• Exercise directions: Copy the records from their start through the line containing "document-body <box>146 122 804 775</box>", replacing "bounding boxes" with "coordinates" and leaving everything else unchanged.

• Records provided:
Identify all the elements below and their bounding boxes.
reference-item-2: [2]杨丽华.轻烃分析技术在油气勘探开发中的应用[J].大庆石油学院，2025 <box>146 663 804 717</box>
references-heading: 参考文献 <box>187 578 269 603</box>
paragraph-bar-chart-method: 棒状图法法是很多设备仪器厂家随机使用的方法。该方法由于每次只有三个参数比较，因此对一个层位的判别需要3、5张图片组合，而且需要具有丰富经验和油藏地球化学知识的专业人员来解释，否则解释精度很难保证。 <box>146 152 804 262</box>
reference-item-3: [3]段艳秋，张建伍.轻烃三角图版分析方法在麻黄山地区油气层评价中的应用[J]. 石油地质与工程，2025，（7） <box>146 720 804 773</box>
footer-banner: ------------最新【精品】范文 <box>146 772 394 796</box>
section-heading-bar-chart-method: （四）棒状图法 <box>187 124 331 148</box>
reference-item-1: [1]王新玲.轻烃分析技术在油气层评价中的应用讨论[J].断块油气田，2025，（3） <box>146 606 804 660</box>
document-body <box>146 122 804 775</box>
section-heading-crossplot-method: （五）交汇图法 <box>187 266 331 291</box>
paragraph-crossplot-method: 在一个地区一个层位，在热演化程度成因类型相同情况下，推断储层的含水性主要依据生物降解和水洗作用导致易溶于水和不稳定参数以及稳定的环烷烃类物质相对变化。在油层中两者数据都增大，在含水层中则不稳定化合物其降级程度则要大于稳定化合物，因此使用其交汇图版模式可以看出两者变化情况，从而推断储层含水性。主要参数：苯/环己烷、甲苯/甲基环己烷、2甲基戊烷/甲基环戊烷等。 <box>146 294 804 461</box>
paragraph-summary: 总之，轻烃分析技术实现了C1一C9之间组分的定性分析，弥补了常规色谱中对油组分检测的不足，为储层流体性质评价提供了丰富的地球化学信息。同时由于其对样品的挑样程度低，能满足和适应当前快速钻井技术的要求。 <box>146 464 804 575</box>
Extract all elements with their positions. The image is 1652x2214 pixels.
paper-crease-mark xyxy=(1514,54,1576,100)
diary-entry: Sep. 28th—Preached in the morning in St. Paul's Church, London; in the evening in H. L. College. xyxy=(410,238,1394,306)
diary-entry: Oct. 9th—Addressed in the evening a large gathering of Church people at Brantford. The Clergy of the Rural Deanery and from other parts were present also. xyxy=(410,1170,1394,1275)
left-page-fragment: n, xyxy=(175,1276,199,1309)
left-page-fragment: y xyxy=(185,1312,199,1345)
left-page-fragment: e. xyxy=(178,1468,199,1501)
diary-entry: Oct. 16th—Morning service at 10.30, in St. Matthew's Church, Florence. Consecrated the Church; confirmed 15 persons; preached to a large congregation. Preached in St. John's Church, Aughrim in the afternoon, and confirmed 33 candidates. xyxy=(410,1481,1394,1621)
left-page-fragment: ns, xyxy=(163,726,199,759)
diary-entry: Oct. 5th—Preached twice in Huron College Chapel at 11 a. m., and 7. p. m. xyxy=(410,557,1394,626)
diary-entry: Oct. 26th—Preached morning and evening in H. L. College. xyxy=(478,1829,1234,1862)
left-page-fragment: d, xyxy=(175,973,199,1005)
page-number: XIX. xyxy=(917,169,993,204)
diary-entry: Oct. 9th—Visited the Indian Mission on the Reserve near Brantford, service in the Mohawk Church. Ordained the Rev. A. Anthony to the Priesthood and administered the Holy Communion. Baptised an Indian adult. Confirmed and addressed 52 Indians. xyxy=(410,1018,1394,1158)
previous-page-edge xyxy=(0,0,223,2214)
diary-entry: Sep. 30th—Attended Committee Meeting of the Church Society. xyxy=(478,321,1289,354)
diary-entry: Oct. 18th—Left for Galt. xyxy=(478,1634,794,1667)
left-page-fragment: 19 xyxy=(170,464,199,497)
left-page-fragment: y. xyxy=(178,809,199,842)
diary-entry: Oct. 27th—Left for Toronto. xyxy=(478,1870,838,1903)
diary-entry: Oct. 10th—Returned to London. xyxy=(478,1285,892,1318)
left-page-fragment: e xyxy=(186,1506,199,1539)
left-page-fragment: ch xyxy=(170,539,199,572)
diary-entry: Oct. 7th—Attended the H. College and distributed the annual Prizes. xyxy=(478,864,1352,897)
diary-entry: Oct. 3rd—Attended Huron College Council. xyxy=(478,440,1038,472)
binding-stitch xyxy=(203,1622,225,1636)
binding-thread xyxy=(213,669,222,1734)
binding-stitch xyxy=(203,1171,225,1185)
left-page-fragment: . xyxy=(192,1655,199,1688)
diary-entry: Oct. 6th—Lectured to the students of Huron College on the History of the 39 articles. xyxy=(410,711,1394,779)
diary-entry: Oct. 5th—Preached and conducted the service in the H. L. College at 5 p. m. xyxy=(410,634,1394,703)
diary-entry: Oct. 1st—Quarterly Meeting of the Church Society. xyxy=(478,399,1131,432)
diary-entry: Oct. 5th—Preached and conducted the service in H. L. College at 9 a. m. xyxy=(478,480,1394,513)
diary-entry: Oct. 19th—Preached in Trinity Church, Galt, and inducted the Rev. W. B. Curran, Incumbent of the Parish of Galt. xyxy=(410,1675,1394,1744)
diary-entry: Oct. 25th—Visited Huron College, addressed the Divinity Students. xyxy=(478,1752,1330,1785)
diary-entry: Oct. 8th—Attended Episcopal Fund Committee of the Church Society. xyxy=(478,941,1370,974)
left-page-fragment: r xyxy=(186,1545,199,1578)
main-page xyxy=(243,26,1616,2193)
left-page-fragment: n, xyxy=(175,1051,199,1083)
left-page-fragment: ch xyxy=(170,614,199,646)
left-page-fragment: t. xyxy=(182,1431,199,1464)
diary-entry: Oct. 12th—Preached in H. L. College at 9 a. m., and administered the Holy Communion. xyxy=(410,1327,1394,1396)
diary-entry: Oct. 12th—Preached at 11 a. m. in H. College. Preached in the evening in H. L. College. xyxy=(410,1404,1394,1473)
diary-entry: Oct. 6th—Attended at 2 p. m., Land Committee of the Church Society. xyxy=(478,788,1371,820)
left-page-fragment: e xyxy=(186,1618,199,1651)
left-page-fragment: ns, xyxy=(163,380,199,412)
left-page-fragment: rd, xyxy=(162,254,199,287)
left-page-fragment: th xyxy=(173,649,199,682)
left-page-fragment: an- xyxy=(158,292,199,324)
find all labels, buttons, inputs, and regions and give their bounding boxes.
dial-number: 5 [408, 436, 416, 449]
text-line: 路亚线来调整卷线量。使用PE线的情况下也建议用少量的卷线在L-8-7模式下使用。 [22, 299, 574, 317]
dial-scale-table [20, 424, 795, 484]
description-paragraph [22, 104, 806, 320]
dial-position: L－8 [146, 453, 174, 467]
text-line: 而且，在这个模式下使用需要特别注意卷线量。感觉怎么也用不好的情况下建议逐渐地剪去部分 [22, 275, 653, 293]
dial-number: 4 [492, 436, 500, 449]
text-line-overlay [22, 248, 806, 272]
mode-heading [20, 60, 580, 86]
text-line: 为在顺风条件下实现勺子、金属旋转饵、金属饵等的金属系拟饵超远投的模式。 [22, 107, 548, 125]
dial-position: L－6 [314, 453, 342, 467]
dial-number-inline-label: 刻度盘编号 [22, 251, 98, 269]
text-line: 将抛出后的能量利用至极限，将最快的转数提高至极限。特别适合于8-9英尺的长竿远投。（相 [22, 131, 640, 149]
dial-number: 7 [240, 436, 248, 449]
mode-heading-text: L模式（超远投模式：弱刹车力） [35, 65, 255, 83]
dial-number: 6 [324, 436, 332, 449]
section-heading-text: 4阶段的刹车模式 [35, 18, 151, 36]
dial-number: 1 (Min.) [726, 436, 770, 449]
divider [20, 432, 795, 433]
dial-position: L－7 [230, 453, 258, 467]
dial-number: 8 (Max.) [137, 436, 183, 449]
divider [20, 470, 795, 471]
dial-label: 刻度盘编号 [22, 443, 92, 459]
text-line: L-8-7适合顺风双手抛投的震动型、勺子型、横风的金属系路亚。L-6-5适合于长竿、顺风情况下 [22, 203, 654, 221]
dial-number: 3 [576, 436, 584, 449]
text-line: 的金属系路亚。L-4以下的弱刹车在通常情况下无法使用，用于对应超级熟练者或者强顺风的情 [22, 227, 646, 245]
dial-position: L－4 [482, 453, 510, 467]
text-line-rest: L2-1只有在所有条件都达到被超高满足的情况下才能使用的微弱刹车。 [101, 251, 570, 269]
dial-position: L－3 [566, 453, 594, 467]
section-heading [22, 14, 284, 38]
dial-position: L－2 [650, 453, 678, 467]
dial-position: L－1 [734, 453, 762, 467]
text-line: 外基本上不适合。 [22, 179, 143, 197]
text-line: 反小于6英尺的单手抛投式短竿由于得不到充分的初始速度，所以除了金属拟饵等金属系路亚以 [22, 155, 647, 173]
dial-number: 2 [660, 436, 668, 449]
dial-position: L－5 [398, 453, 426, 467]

• Result of this task:
Identify all the elements below and their coordinates.
reference-item-2: [2]杨丽华.轻烃分析技术在油气勘探开发中的应用[J].大庆石油学院，2025 <box>146 663 804 717</box>
references-heading: 参考文献 <box>187 578 269 603</box>
paragraph-bar-chart-method: 棒状图法法是很多设备仪器厂家随机使用的方法。该方法由于每次只有三个参数比较，因此对一个层位的判别需要3、5张图片组合，而且需要具有丰富经验和油藏地球化学知识的专业人员来解释，否则解释精度很难保证。 <box>146 152 804 262</box>
reference-item-3: [3]段艳秋，张建伍.轻烃三角图版分析方法在麻黄山地区油气层评价中的应用[J]. 石油地质与工程，2025，（7） <box>146 720 804 773</box>
footer-banner: ------------最新【精品】范文 <box>146 772 394 796</box>
section-heading-bar-chart-method: （四）棒状图法 <box>187 124 331 148</box>
reference-item-1: [1]王新玲.轻烃分析技术在油气层评价中的应用讨论[J].断块油气田，2025，（3） <box>146 606 804 660</box>
document-body <box>146 122 804 775</box>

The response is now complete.